═══ AVAILABLE DATA

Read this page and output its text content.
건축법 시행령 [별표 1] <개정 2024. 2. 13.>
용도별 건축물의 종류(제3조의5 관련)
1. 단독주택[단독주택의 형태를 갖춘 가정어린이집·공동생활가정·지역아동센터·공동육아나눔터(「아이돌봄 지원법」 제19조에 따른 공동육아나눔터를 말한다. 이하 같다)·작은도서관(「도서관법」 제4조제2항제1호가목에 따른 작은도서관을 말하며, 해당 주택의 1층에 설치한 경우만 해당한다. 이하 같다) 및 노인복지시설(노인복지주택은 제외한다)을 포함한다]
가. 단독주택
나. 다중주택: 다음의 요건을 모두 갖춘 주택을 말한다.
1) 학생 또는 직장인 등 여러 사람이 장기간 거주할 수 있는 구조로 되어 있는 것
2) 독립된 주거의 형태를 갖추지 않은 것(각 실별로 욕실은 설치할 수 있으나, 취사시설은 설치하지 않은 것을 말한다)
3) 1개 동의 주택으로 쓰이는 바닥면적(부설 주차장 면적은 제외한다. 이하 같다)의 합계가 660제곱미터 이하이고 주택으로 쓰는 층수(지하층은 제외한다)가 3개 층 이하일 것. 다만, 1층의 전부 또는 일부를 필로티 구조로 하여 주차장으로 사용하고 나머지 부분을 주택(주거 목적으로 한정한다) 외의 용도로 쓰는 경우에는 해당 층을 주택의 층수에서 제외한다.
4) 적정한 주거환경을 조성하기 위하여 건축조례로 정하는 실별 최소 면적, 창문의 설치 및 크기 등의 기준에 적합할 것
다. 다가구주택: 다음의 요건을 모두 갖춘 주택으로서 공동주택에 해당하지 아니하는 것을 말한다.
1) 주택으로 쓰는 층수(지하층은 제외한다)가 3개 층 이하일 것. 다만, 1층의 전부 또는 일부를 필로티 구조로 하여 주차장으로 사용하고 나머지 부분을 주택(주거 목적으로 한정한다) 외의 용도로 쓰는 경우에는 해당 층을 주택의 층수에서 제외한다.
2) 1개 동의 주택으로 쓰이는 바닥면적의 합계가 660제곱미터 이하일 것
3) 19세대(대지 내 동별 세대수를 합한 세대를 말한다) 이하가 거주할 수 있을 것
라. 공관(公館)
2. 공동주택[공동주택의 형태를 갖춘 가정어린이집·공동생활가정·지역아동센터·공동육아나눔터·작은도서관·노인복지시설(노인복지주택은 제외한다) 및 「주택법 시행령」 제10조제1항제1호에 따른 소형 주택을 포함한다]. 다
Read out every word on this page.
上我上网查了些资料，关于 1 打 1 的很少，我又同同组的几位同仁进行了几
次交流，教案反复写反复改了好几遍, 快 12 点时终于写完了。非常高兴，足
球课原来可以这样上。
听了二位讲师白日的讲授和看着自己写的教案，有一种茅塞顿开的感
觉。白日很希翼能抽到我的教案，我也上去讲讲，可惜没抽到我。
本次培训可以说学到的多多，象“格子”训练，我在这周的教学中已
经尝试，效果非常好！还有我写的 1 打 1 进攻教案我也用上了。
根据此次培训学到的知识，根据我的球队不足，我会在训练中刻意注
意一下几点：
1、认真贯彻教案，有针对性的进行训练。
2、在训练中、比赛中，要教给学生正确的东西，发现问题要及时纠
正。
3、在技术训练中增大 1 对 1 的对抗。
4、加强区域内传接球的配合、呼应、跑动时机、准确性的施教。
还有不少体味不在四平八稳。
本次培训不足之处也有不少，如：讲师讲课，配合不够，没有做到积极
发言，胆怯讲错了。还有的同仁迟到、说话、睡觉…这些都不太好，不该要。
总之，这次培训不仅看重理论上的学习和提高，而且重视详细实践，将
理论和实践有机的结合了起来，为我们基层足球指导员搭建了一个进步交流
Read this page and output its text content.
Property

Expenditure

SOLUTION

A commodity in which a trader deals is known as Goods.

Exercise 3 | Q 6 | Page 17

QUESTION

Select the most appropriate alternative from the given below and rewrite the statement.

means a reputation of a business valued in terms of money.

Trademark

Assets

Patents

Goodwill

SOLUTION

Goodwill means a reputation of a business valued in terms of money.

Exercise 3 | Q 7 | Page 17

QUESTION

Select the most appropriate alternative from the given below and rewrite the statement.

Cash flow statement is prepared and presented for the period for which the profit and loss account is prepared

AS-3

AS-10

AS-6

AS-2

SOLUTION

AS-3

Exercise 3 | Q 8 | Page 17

══════

> THE TASK:
Locate the word "means" in the records above, and return each line that has it.

> THE RESULT:
means a reputation of a business valued in terms of money.
Goodwill means a reputation of a business valued in terms of money.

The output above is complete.